**Task brief:** Repeat the listing below in full, exactly as it stands.

**Records contained in a dataset:**
= = = = = = =
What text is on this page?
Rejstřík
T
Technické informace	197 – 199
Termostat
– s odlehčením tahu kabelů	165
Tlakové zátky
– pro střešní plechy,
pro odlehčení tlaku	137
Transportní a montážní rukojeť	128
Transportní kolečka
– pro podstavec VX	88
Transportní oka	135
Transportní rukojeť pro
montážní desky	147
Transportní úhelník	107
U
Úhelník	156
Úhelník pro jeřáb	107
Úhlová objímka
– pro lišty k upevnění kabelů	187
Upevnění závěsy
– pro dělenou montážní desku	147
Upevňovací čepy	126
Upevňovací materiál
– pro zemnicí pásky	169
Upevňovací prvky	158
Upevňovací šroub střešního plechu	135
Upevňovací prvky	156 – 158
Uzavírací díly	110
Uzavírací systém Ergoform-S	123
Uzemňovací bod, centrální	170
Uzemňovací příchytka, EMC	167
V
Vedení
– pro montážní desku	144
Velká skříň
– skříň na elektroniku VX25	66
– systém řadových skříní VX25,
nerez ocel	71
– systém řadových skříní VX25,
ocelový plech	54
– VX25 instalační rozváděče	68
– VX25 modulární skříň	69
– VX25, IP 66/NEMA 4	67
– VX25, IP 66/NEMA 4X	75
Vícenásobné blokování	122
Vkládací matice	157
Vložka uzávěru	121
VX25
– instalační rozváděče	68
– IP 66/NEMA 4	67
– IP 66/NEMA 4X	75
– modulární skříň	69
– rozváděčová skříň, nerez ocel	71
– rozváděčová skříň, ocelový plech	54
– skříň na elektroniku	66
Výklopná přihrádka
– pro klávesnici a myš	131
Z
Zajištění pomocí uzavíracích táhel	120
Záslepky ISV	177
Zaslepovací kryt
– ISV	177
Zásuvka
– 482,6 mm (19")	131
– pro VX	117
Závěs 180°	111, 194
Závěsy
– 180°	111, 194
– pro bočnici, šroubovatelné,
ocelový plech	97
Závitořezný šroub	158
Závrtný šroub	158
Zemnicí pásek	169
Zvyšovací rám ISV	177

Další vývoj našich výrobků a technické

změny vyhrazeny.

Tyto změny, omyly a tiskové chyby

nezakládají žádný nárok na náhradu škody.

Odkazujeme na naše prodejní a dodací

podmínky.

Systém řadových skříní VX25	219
= = = = = = =
**Response:**
What text is on this page?
Rejstřík
T
Technické informace	197 – 199
Termostat
– s odlehčením tahu kabelů	165
Tlakové zátky
– pro střešní plechy,
pro odlehčení tlaku	137
Transportní a montážní rukojeť	128
Transportní kolečka
– pro podstavec VX	88
Transportní oka	135
Transportní rukojeť pro
montážní desky	147
Transportní úhelník	107
U
Úhelník	156
Úhelník pro jeřáb	107
Úhlová objímka
– pro lišty k upevnění kabelů	187
Upevnění závěsy
– pro dělenou montážní desku	147
Upevňovací čepy	126
Upevňovací materiál
– pro zemnicí pásky	169
Upevňovací prvky	158
Upevňovací šroub střešního plechu	135
Upevňovací prvky	156 – 158
Uzavírací díly	110
Uzavírací systém Ergoform-S	123
Uzemňovací bod, centrální	170
Uzemňovací příchytka, EMC	167
V
Vedení
– pro montážní desku	144
Velká skříň
– skříň na elektroniku VX25	66
– systém řadových skříní VX25,
nerez ocel	71
– systém řadových skříní VX25,
ocelový plech	54
– VX25 instalační rozváděče	68
– VX25 modulární skříň	69
– VX25, IP 66/NEMA 4	67
– VX25, IP 66/NEMA 4X	75
Vícenásobné blokování	122
Vkládací matice	157
Vložka uzávěru	121
VX25
– instalační rozváděče	68
– IP 66/NEMA 4	67
– IP 66/NEMA 4X	75
– modulární skříň	69
– rozváděčová skříň, nerez ocel	71
– rozváděčová skříň, ocelový plech	54
– skříň na elektroniku	66
Výklopná přihrádka
– pro klávesnici a myš	131
Z
Zajištění pomocí uzavíracích táhel	120
Záslepky ISV	177
Zaslepovací kryt
– ISV	177
Zásuvka
– 482,6 mm (19")	131
– pro VX	117
Závěs 180°	111, 194
Závěsy
– 180°	111, 194
– pro bočnici, šroubovatelné,
ocelový plech	97
Závitořezný šroub	158
Závrtný šroub	158
Zemnicí pásek	169
Zvyšovací rám ISV	177

Další vývoj našich výrobků a technické

změny vyhrazeny.

Tyto změny, omyly a tiskové chyby

nezakládají žádný nárok na náhradu škody.

Odkazujeme na naše prodejní a dodací

podmínky.

Systém řadových skříní VX25	219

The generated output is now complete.